● **What is required**
You are to retype all of the data exactly as it appears.

-- START Record excerpts --

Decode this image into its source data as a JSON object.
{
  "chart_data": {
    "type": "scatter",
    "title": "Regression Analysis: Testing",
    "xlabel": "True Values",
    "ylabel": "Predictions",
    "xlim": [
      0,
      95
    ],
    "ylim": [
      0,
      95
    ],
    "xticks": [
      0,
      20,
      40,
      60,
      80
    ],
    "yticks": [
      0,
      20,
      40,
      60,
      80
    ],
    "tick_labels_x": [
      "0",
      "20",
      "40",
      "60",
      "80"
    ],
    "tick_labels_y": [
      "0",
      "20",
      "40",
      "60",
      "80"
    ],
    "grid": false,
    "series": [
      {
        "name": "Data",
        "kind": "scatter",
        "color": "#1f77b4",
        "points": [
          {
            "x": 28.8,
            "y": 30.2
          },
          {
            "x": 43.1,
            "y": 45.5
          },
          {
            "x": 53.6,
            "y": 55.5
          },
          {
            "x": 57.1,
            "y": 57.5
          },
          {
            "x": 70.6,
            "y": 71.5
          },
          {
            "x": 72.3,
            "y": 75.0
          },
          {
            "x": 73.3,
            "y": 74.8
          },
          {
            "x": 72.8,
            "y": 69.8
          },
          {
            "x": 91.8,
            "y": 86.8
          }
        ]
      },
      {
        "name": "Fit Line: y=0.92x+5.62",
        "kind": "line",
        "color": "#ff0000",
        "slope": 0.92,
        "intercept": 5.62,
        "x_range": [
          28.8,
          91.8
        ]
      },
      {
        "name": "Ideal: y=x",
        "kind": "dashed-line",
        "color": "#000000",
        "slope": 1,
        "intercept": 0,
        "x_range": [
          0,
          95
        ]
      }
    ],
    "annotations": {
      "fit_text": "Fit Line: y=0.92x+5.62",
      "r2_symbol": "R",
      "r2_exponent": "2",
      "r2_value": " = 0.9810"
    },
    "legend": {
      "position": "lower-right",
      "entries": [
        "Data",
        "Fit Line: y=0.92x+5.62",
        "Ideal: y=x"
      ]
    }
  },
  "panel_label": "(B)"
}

-- END Record excerpts --

● **Written reply**
Decode this image into its source data as a JSON object.
{
  "chart_data": {
    "type": "scatter",
    "title": "Regression Analysis: Testing",
    "xlabel": "True Values",
    "ylabel": "Predictions",
    "xlim": [
      0,
      95
    ],
    "ylim": [
      0,
      95
    ],
    "xticks": [
      0,
      20,
      40,
      60,
      80
    ],
    "yticks": [
      0,
      20,
      40,
      60,
      80
    ],
    "tick_labels_x": [
      "0",
      "20",
      "40",
      "60",
      "80"
    ],
    "tick_labels_y": [
      "0",
      "20",
      "40",
      "60",
      "80"
    ],
    "grid": false,
    "series": [
      {
        "name": "Data",
        "kind": "scatter",
        "color": "#1f77b4",
        "points": [
          {
            "x": 28.8,
            "y": 30.2
          },
          {
            "x": 43.1,
            "y": 45.5
          },
          {
            "x": 53.6,
            "y": 55.5
          },
          {
            "x": 57.1,
            "y": 57.5
          },
          {
            "x": 70.6,
            "y": 71.5
          },
          {
            "x": 72.3,
            "y": 75.0
          },
          {
            "x": 73.3,
            "y": 74.8
          },
          {
            "x": 72.8,
            "y": 69.8
          },
          {
            "x": 91.8,
            "y": 86.8
          }
        ]
      },
      {
        "name": "Fit Line: y=0.92x+5.62",
        "kind": "line",
        "color": "#ff0000",
        "slope": 0.92,
        "intercept": 5.62,
        "x_range": [
          28.8,
          91.8
        ]
      },
      {
        "name": "Ideal: y=x",
        "kind": "dashed-line",
        "color": "#000000",
        "slope": 1,
        "intercept": 0,
        "x_range": [
          0,
          95
        ]
      }
    ],
    "annotations": {
      "fit_text": "Fit Line: y=0.92x+5.62",
      "r2_symbol": "R",
      "r2_exponent": "2",
      "r2_value": " = 0.9810"
    },
    "legend": {
      "position": "lower-right",
      "entries": [
        "Data",
        "Fit Line: y=0.92x+5.62",
        "Ideal: y=x"
      ]
    }
  },
  "panel_label": "(B)"
}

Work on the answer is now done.